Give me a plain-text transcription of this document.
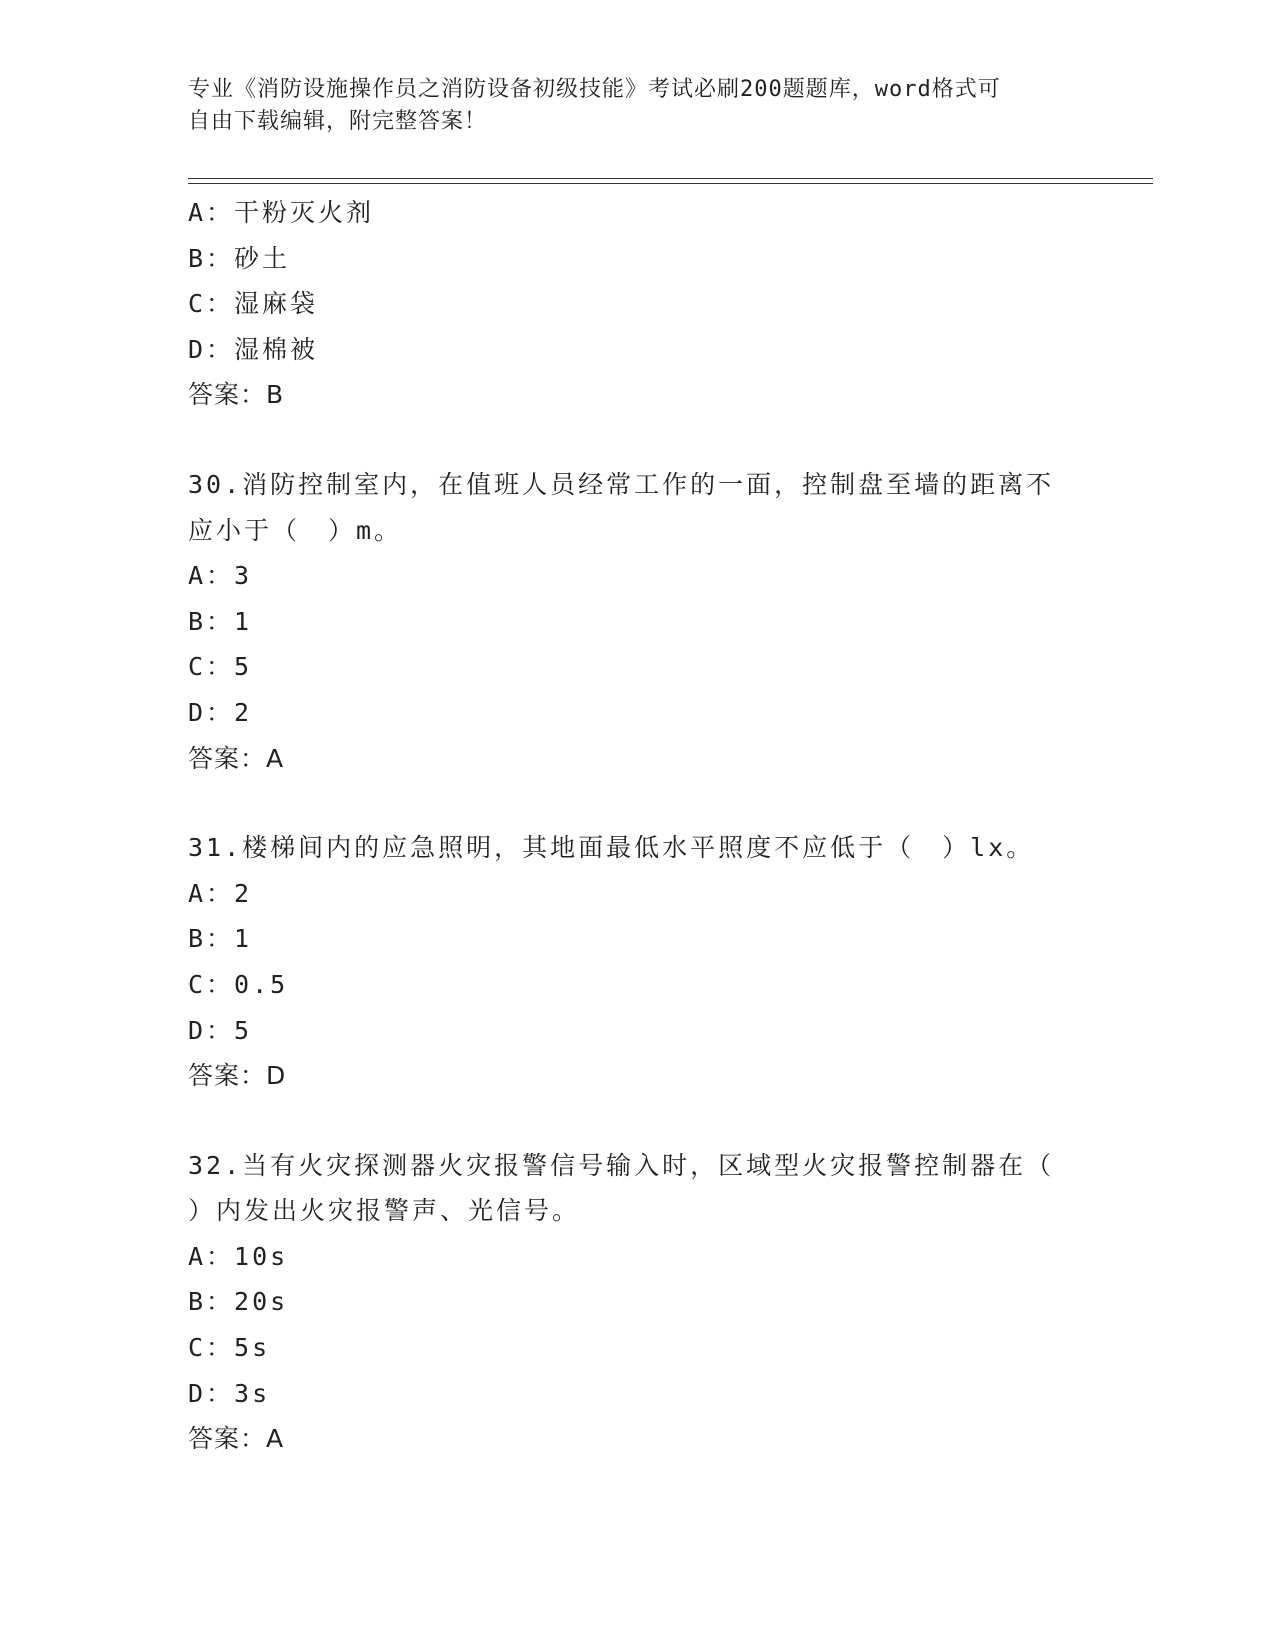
专业《消防设施操作员之消防设备初级技能》考试必刷200题题库，word格式可
自由下载编辑，附完整答案！
A：干粉灭火剂
B：砂土
C：湿麻袋
D：湿棉被
答案：B
30.消防控制室内，在值班人员经常工作的一面，控制盘至墙的距离不
应小于（　）m。
A：3
B：1
C：5
D：2
答案：A
31.楼梯间内的应急照明，其地面最低水平照度不应低于（　）lx。
A：2
B：1
C：0.5
D：5
答案：D
32.当有火灾探测器火灾报警信号输入时，区域型火灾报警控制器在（
）内发出火灾报警声、光信号。
A：10s
B：20s
C：5s
D：3s
答案：A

____________

• Your objective:
Please set down each line of the data above exactly as written, without the pictures.

• Answer:
Give me a plain-text transcription of this document.
专业《消防设施操作员之消防设备初级技能》考试必刷200题题库，word格式可
自由下载编辑，附完整答案！
A：干粉灭火剂
B：砂土
C：湿麻袋
D：湿棉被
答案：B
30.消防控制室内，在值班人员经常工作的一面，控制盘至墙的距离不
应小于（　）m。
A：3
B：1
C：5
D：2
答案：A
31.楼梯间内的应急照明，其地面最低水平照度不应低于（　）lx。
A：2
B：1
C：0.5
D：5
答案：D
32.当有火灾探测器火灾报警信号输入时，区域型火灾报警控制器在（
）内发出火灾报警声、光信号。
A：10s
B：20s
C：5s
D：3s
答案：A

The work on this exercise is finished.